Direction: Please output every line of the material as it stands, without the pictures.

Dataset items
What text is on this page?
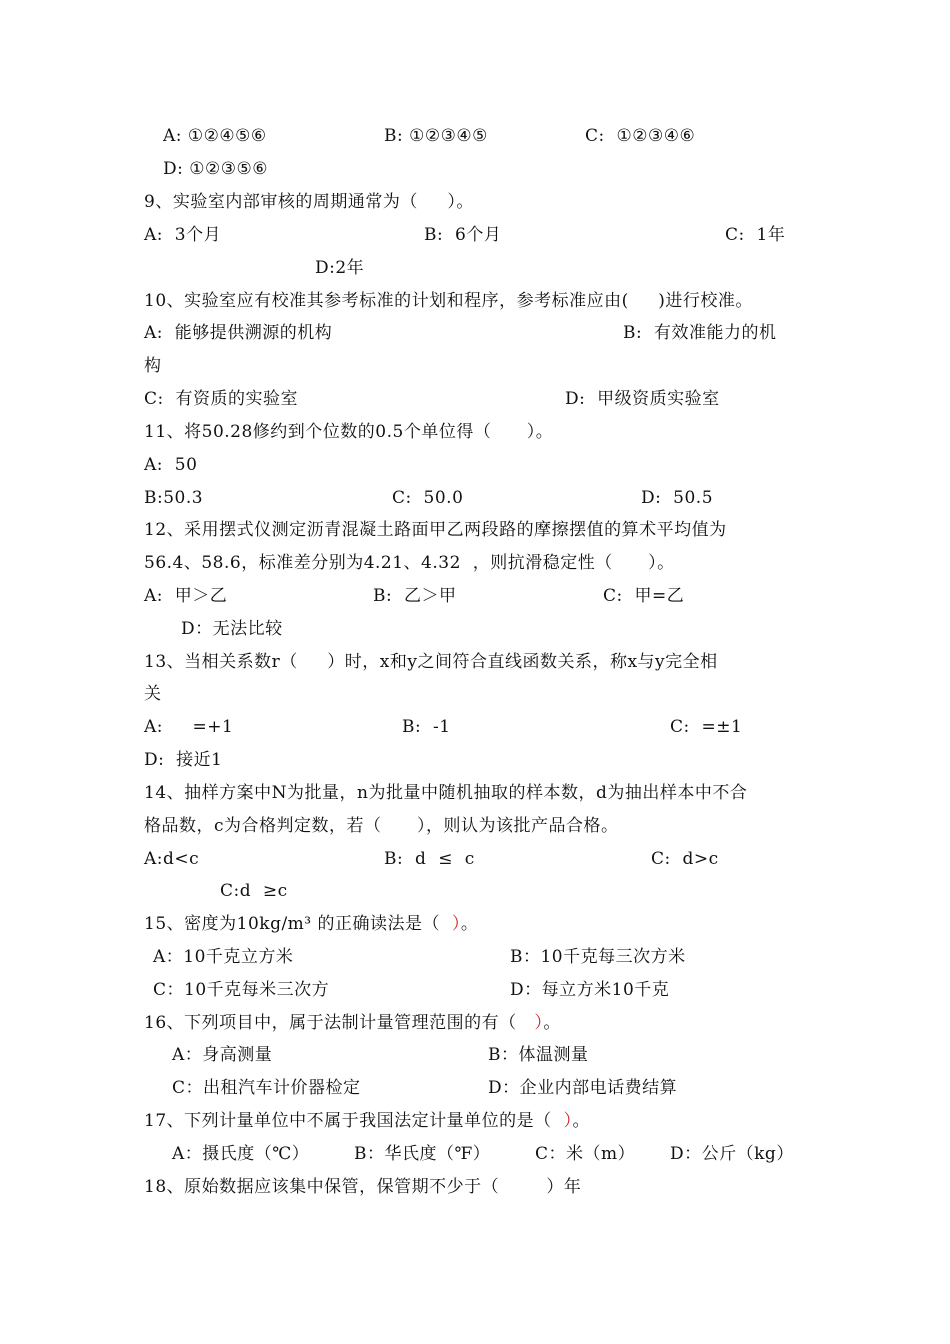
A: ①②④⑤⑥	B: ①②③④⑤	C:  ①②③④⑥
D: ①②③⑤⑥
9、实验室内部审核的周期通常为（     ）。
A:  3个月	B:  6个月	C:  1年
D:2年
10、实验室应有校准其参考标准的计划和程序，参考标准应由(     )进行校准。
A:  能够提供溯源的机构	B:  有效准能力的机
构
C:  有资质的实验室	D:  甲级资质实验室
11、将50.28修约到个位数的0.5个单位得（      ）。
A:  50
B:50.3	C:  50.0	D:  50.5
12、采用摆式仪测定沥青混凝土路面甲乙两段路的摩擦摆值的算术平均值为
56.4、58.6，标准差分别为4.21、4.32  ，则抗滑稳定性（      ）。
A:  甲＞乙	B:  乙＞甲	C:  甲=乙
D：无法比较
13、当相关系数r（     ）时，x和y之间符合直线函数关系，称x与y完全相
关
A:     =+1	B:  -1	C:  =±1
D:  接近1
14、抽样方案中N为批量，n为批量中随机抽取的样本数，d为抽出样本中不合
格品数，c为合格判定数，若（      ），则认为该批产品合格。
A:d<c	B:  d  ≤  c	C:  d>c
C:d  ≥c
15、密度为10kg/m³ 的正确读法是（  ）。
A：10千克立方米	B：10千克每三次方米
C：10千克每米三次方	D：每立方米10千克
16、下列项目中，属于法制计量管理范围的有（   ）。
A：身高测量	B：体温测量
C：出租汽车计价器检定	D：企业内部电话费结算
17、下列计量单位中不属于我国法定计量单位的是（  ）。
A：摄氏度（℃）	B：华氏度（℉）	C：米（m） D：公斤（kg）
18、原始数据应该集中保管，保管期不少于（        ）年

Worked answer:
What text is on this page?
A: ①②④⑤⑥	B: ①②③④⑤	C:  ①②③④⑥
D: ①②③⑤⑥
9、实验室内部审核的周期通常为（     ）。
A:  3个月	B:  6个月	C:  1年
D:2年
10、实验室应有校准其参考标准的计划和程序，参考标准应由(     )进行校准。
A:  能够提供溯源的机构	B:  有效准能力的机
构
C:  有资质的实验室	D:  甲级资质实验室
11、将50.28修约到个位数的0.5个单位得（      ）。
A:  50
B:50.3	C:  50.0	D:  50.5
12、采用摆式仪测定沥青混凝土路面甲乙两段路的摩擦摆值的算术平均值为
56.4、58.6，标准差分别为4.21、4.32  ，则抗滑稳定性（      ）。
A:  甲＞乙	B:  乙＞甲	C:  甲=乙
D：无法比较
13、当相关系数r（     ）时，x和y之间符合直线函数关系，称x与y完全相
关
A:     =+1	B:  -1	C:  =±1
D:  接近1
14、抽样方案中N为批量，n为批量中随机抽取的样本数，d为抽出样本中不合
格品数，c为合格判定数，若（      ），则认为该批产品合格。
A:d<c	B:  d  ≤  c	C:  d>c
C:d  ≥c
15、密度为10kg/m³ 的正确读法是（  ）。
A：10千克立方米	B：10千克每三次方米
C：10千克每米三次方	D：每立方米10千克
16、下列项目中，属于法制计量管理范围的有（   ）。
A：身高测量	B：体温测量
C：出租汽车计价器检定	D：企业内部电话费结算
17、下列计量单位中不属于我国法定计量单位的是（  ）。
A：摄氏度（℃）	B：华氏度（℉）	C：米（m） D：公斤（kg）
18、原始数据应该集中保管，保管期不少于（        ）年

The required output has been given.